■ REQUIREMENT: Return the records, each one exactly as written.

# start of MATERIAL FOR THE TASK

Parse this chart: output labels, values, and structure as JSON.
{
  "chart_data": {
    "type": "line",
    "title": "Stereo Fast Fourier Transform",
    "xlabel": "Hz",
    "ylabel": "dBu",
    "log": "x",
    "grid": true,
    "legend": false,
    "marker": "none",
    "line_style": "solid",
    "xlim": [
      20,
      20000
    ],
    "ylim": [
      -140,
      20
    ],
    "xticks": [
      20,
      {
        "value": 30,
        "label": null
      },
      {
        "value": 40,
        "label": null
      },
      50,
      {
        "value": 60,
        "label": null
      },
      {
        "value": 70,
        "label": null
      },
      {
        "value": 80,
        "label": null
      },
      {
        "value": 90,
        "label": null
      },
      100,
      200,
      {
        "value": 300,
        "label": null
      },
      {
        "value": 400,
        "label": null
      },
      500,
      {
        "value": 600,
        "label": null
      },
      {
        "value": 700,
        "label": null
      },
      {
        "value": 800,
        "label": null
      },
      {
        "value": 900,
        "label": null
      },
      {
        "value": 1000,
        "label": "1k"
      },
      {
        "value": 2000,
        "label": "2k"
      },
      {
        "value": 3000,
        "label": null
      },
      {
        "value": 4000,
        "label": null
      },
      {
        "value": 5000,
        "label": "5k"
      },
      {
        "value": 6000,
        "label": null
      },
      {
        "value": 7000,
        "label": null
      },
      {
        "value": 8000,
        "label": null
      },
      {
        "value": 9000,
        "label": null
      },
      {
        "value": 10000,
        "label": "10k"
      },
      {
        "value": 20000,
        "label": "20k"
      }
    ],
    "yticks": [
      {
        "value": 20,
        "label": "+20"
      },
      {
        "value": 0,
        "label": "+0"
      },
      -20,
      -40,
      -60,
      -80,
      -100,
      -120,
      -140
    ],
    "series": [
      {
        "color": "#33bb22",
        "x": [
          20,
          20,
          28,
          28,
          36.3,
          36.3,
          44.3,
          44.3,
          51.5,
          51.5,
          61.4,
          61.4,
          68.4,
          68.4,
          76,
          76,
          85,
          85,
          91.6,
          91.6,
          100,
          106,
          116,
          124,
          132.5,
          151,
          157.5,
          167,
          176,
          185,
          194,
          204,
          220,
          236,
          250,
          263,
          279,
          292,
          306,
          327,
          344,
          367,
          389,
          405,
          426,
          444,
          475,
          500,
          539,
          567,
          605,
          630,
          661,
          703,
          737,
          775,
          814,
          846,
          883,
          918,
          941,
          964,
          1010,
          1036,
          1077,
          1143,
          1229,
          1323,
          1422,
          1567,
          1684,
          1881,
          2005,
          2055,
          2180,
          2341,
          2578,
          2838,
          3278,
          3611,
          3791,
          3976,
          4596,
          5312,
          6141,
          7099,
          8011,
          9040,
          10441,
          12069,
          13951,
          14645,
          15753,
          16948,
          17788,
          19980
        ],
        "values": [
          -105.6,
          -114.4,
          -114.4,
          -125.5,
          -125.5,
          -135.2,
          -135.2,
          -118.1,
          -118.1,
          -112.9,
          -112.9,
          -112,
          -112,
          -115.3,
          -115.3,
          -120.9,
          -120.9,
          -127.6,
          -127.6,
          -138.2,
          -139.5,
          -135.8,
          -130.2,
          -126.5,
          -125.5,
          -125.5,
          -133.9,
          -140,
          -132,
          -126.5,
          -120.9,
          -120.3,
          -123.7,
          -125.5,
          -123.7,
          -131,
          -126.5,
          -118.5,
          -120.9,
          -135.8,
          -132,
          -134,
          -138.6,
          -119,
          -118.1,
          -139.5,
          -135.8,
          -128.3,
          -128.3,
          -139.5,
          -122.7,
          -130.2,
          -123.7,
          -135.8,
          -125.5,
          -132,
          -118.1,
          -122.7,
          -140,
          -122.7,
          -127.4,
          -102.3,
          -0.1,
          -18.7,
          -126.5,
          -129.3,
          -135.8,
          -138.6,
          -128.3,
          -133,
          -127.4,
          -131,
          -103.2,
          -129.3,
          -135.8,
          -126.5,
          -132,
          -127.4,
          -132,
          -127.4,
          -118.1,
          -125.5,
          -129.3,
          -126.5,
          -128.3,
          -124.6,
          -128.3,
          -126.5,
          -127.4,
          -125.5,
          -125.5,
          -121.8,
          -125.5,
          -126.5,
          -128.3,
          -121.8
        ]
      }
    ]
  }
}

# end of MATERIAL FOR THE TASK

■ FULL RESPONSE:
Parse this chart: output labels, values, and structure as JSON.
{
  "chart_data": {
    "type": "line",
    "title": "Stereo Fast Fourier Transform",
    "xlabel": "Hz",
    "ylabel": "dBu",
    "log": "x",
    "grid": true,
    "legend": false,
    "marker": "none",
    "line_style": "solid",
    "xlim": [
      20,
      20000
    ],
    "ylim": [
      -140,
      20
    ],
    "xticks": [
      20,
      {
        "value": 30,
        "label": null
      },
      {
        "value": 40,
        "label": null
      },
      50,
      {
        "value": 60,
        "label": null
      },
      {
        "value": 70,
        "label": null
      },
      {
        "value": 80,
        "label": null
      },
      {
        "value": 90,
        "label": null
      },
      100,
      200,
      {
        "value": 300,
        "label": null
      },
      {
        "value": 400,
        "label": null
      },
      500,
      {
        "value": 600,
        "label": null
      },
      {
        "value": 700,
        "label": null
      },
      {
        "value": 800,
        "label": null
      },
      {
        "value": 900,
        "label": null
      },
      {
        "value": 1000,
        "label": "1k"
      },
      {
        "value": 2000,
        "label": "2k"
      },
      {
        "value": 3000,
        "label": null
      },
      {
        "value": 4000,
        "label": null
      },
      {
        "value": 5000,
        "label": "5k"
      },
      {
        "value": 6000,
        "label": null
      },
      {
        "value": 7000,
        "label": null
      },
      {
        "value": 8000,
        "label": null
      },
      {
        "value": 9000,
        "label": null
      },
      {
        "value": 10000,
        "label": "10k"
      },
      {
        "value": 20000,
        "label": "20k"
      }
    ],
    "yticks": [
      {
        "value": 20,
        "label": "+20"
      },
      {
        "value": 0,
        "label": "+0"
      },
      -20,
      -40,
      -60,
      -80,
      -100,
      -120,
      -140
    ],
    "series": [
      {
        "color": "#33bb22",
        "x": [
          20,
          20,
          28,
          28,
          36.3,
          36.3,
          44.3,
          44.3,
          51.5,
          51.5,
          61.4,
          61.4,
          68.4,
          68.4,
          76,
          76,
          85,
          85,
          91.6,
          91.6,
          100,
          106,
          116,
          124,
          132.5,
          151,
          157.5,
          167,
          176,
          185,
          194,
          204,
          220,
          236,
          250,
          263,
          279,
          292,
          306,
          327,
          344,
          367,
          389,
          405,
          426,
          444,
          475,
          500,
          539,
          567,
          605,
          630,
          661,
          703,
          737,
          775,
          814,
          846,
          883,
          918,
          941,
          964,
          1010,
          1036,
          1077,
          1143,
          1229,
          1323,
          1422,
          1567,
          1684,
          1881,
          2005,
          2055,
          2180,
          2341,
          2578,
          2838,
          3278,
          3611,
          3791,
          3976,
          4596,
          5312,
          6141,
          7099,
          8011,
          9040,
          10441,
          12069,
          13951,
          14645,
          15753,
          16948,
          17788,
          19980
        ],
        "values": [
          -105.6,
          -114.4,
          -114.4,
          -125.5,
          -125.5,
          -135.2,
          -135.2,
          -118.1,
          -118.1,
          -112.9,
          -112.9,
          -112,
          -112,
          -115.3,
          -115.3,
          -120.9,
          -120.9,
          -127.6,
          -127.6,
          -138.2,
          -139.5,
          -135.8,
          -130.2,
          -126.5,
          -125.5,
          -125.5,
          -133.9,
          -140,
          -132,
          -126.5,
          -120.9,
          -120.3,
          -123.7,
          -125.5,
          -123.7,
          -131,
          -126.5,
          -118.5,
          -120.9,
          -135.8,
          -132,
          -134,
          -138.6,
          -119,
          -118.1,
          -139.5,
          -135.8,
          -128.3,
          -128.3,
          -139.5,
          -122.7,
          -130.2,
          -123.7,
          -135.8,
          -125.5,
          -132,
          -118.1,
          -122.7,
          -140,
          -122.7,
          -127.4,
          -102.3,
          -0.1,
          -18.7,
          -126.5,
          -129.3,
          -135.8,
          -138.6,
          -128.3,
          -133,
          -127.4,
          -131,
          -103.2,
          -129.3,
          -135.8,
          -126.5,
          -132,
          -127.4,
          -132,
          -127.4,
          -118.1,
          -125.5,
          -129.3,
          -126.5,
          -128.3,
          -124.6,
          -128.3,
          -126.5,
          -127.4,
          -125.5,
          -125.5,
          -121.8,
          -125.5,
          -126.5,
          -128.3,
          -121.8
        ]
      }
    ]
  }
}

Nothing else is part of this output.